[begin Working data]

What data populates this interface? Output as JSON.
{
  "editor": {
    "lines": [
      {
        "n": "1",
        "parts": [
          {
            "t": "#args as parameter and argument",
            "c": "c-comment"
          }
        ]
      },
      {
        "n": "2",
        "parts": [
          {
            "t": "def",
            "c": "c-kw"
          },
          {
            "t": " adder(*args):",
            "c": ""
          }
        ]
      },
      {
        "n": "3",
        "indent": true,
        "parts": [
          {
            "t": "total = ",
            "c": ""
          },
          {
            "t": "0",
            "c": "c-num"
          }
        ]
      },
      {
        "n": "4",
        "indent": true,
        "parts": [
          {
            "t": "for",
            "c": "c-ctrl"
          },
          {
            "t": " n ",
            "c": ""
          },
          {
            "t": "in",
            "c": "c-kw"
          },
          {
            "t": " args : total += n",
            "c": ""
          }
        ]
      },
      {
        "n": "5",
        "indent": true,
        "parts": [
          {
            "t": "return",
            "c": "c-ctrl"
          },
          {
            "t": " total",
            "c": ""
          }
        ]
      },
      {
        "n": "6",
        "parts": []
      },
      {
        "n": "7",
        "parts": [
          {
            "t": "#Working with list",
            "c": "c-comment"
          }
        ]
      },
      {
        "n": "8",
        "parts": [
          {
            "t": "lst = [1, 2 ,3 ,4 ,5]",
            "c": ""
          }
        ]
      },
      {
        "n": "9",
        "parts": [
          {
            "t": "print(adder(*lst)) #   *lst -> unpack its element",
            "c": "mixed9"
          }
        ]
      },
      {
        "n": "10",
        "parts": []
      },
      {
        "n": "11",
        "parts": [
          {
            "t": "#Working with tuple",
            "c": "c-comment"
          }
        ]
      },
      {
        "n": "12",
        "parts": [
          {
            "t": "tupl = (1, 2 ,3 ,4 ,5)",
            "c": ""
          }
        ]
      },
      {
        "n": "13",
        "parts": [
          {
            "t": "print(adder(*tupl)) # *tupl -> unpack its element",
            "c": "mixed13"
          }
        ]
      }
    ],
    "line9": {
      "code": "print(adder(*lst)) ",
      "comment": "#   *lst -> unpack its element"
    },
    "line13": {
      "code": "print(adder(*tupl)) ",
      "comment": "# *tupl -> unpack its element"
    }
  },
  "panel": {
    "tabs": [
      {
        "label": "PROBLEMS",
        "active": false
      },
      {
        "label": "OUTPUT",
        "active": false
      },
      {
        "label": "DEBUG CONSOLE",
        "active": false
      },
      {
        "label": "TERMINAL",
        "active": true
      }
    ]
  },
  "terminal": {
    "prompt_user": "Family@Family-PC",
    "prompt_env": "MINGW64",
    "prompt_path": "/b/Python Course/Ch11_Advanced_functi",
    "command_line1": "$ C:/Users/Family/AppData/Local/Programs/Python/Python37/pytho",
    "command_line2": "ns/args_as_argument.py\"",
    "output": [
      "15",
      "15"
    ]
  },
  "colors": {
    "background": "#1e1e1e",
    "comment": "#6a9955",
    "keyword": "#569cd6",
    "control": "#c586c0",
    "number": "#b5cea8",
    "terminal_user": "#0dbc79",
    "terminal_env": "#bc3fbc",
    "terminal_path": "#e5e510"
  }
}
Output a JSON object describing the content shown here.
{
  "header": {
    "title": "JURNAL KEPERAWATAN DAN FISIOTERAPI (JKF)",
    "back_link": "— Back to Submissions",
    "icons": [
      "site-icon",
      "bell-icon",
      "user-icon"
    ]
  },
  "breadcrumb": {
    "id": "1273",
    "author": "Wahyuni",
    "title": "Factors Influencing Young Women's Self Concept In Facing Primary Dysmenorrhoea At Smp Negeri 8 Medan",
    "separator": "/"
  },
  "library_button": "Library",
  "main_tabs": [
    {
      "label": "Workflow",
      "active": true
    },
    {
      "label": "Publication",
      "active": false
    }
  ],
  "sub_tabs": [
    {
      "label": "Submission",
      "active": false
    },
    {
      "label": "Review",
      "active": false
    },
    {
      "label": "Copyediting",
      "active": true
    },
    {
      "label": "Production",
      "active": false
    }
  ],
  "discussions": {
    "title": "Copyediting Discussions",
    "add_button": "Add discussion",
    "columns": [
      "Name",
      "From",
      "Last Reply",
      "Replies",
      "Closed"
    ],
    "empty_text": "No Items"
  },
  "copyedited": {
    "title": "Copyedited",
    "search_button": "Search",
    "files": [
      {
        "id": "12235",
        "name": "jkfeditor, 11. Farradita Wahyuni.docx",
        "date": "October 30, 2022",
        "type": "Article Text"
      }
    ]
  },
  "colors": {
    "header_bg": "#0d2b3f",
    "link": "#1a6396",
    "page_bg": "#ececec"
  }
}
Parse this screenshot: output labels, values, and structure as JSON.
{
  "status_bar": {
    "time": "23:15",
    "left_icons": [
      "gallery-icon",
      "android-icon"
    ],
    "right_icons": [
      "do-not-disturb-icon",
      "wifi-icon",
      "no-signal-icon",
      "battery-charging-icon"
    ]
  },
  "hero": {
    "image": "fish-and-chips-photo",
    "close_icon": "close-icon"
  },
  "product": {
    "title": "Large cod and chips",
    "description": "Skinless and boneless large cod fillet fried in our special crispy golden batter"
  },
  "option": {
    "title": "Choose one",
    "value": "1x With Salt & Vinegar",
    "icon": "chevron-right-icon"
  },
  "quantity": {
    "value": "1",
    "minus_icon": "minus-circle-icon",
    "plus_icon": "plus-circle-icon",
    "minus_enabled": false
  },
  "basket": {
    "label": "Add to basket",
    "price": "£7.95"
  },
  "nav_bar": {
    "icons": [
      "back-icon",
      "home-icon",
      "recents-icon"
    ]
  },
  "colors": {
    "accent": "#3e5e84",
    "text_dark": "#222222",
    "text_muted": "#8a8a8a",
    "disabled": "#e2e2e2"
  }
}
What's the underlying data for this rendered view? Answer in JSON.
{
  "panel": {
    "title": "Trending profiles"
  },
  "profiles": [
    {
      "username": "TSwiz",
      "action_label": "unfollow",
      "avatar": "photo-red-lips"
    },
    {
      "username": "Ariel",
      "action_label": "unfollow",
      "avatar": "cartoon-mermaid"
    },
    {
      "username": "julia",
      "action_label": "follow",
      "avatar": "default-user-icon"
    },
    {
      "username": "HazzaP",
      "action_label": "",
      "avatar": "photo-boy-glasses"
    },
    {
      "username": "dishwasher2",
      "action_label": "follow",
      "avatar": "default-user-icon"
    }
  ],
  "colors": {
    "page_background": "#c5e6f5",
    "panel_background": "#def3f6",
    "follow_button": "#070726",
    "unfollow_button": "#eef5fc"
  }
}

[end Working data]

▶ [What needs to be done]: Print every record exactly as it was given.

▶ [Problem solution]:
What data populates this interface? Output as JSON.
{
  "editor": {
    "lines": [
      {
        "n": "1",
        "parts": [
          {
            "t": "#args as parameter and argument",
            "c": "c-comment"
          }
        ]
      },
      {
        "n": "2",
        "parts": [
          {
            "t": "def",
            "c": "c-kw"
          },
          {
            "t": " adder(*args):",
            "c": ""
          }
        ]
      },
      {
        "n": "3",
        "indent": true,
        "parts": [
          {
            "t": "total = ",
            "c": ""
          },
          {
            "t": "0",
            "c": "c-num"
          }
        ]
      },
      {
        "n": "4",
        "indent": true,
        "parts": [
          {
            "t": "for",
            "c": "c-ctrl"
          },
          {
            "t": " n ",
            "c": ""
          },
          {
            "t": "in",
            "c": "c-kw"
          },
          {
            "t": " args : total += n",
            "c": ""
          }
        ]
      },
      {
        "n": "5",
        "indent": true,
        "parts": [
          {
            "t": "return",
            "c": "c-ctrl"
          },
          {
            "t": " total",
            "c": ""
          }
        ]
      },
      {
        "n": "6",
        "parts": []
      },
      {
        "n": "7",
        "parts": [
          {
            "t": "#Working with list",
            "c": "c-comment"
          }
        ]
      },
      {
        "n": "8",
        "parts": [
          {
            "t": "lst = [1, 2 ,3 ,4 ,5]",
            "c": ""
          }
        ]
      },
      {
        "n": "9",
        "parts": [
          {
            "t": "print(adder(*lst)) #   *lst -> unpack its element",
            "c": "mixed9"
          }
        ]
      },
      {
        "n": "10",
        "parts": []
      },
      {
        "n": "11",
        "parts": [
          {
            "t": "#Working with tuple",
            "c": "c-comment"
          }
        ]
      },
      {
        "n": "12",
        "parts": [
          {
            "t": "tupl = (1, 2 ,3 ,4 ,5)",
            "c": ""
          }
        ]
      },
      {
        "n": "13",
        "parts": [
          {
            "t": "print(adder(*tupl)) # *tupl -> unpack its element",
            "c": "mixed13"
          }
        ]
      }
    ],
    "line9": {
      "code": "print(adder(*lst)) ",
      "comment": "#   *lst -> unpack its element"
    },
    "line13": {
      "code": "print(adder(*tupl)) ",
      "comment": "# *tupl -> unpack its element"
    }
  },
  "panel": {
    "tabs": [
      {
        "label": "PROBLEMS",
        "active": false
      },
      {
        "label": "OUTPUT",
        "active": false
      },
      {
        "label": "DEBUG CONSOLE",
        "active": false
      },
      {
        "label": "TERMINAL",
        "active": true
      }
    ]
  },
  "terminal": {
    "prompt_user": "Family@Family-PC",
    "prompt_env": "MINGW64",
    "prompt_path": "/b/Python Course/Ch11_Advanced_functi",
    "command_line1": "$ C:/Users/Family/AppData/Local/Programs/Python/Python37/pytho",
    "command_line2": "ns/args_as_argument.py\"",
    "output": [
      "15",
      "15"
    ]
  },
  "colors": {
    "background": "#1e1e1e",
    "comment": "#6a9955",
    "keyword": "#569cd6",
    "control": "#c586c0",
    "number": "#b5cea8",
    "terminal_user": "#0dbc79",
    "terminal_env": "#bc3fbc",
    "terminal_path": "#e5e510"
  }
}
Output a JSON object describing the content shown here.
{
  "header": {
    "title": "JURNAL KEPERAWATAN DAN FISIOTERAPI (JKF)",
    "back_link": "— Back to Submissions",
    "icons": [
      "site-icon",
      "bell-icon",
      "user-icon"
    ]
  },
  "breadcrumb": {
    "id": "1273",
    "author": "Wahyuni",
    "title": "Factors Influencing Young Women's Self Concept In Facing Primary Dysmenorrhoea At Smp Negeri 8 Medan",
    "separator": "/"
  },
  "library_button": "Library",
  "main_tabs": [
    {
      "label": "Workflow",
      "active": true
    },
    {
      "label": "Publication",
      "active": false
    }
  ],
  "sub_tabs": [
    {
      "label": "Submission",
      "active": false
    },
    {
      "label": "Review",
      "active": false
    },
    {
      "label": "Copyediting",
      "active": true
    },
    {
      "label": "Production",
      "active": false
    }
  ],
  "discussions": {
    "title": "Copyediting Discussions",
    "add_button": "Add discussion",
    "columns": [
      "Name",
      "From",
      "Last Reply",
      "Replies",
      "Closed"
    ],
    "empty_text": "No Items"
  },
  "copyedited": {
    "title": "Copyedited",
    "search_button": "Search",
    "files": [
      {
        "id": "12235",
        "name": "jkfeditor, 11. Farradita Wahyuni.docx",
        "date": "October 30, 2022",
        "type": "Article Text"
      }
    ]
  },
  "colors": {
    "header_bg": "#0d2b3f",
    "link": "#1a6396",
    "page_bg": "#ececec"
  }
}
Parse this screenshot: output labels, values, and structure as JSON.
{
  "status_bar": {
    "time": "23:15",
    "left_icons": [
      "gallery-icon",
      "android-icon"
    ],
    "right_icons": [
      "do-not-disturb-icon",
      "wifi-icon",
      "no-signal-icon",
      "battery-charging-icon"
    ]
  },
  "hero": {
    "image": "fish-and-chips-photo",
    "close_icon": "close-icon"
  },
  "product": {
    "title": "Large cod and chips",
    "description": "Skinless and boneless large cod fillet fried in our special crispy golden batter"
  },
  "option": {
    "title": "Choose one",
    "value": "1x With Salt & Vinegar",
    "icon": "chevron-right-icon"
  },
  "quantity": {
    "value": "1",
    "minus_icon": "minus-circle-icon",
    "plus_icon": "plus-circle-icon",
    "minus_enabled": false
  },
  "basket": {
    "label": "Add to basket",
    "price": "£7.95"
  },
  "nav_bar": {
    "icons": [
      "back-icon",
      "home-icon",
      "recents-icon"
    ]
  },
  "colors": {
    "accent": "#3e5e84",
    "text_dark": "#222222",
    "text_muted": "#8a8a8a",
    "disabled": "#e2e2e2"
  }
}
What's the underlying data for this rendered view? Answer in JSON.
{
  "panel": {
    "title": "Trending profiles"
  },
  "profiles": [
    {
      "username": "TSwiz",
      "action_label": "unfollow",
      "avatar": "photo-red-lips"
    },
    {
      "username": "Ariel",
      "action_label": "unfollow",
      "avatar": "cartoon-mermaid"
    },
    {
      "username": "julia",
      "action_label": "follow",
      "avatar": "default-user-icon"
    },
    {
      "username": "HazzaP",
      "action_label": "",
      "avatar": "photo-boy-glasses"
    },
    {
      "username": "dishwasher2",
      "action_label": "follow",
      "avatar": "default-user-icon"
    }
  ],
  "colors": {
    "page_background": "#c5e6f5",
    "panel_background": "#def3f6",
    "follow_button": "#070726",
    "unfollow_button": "#eef5fc"
  }
}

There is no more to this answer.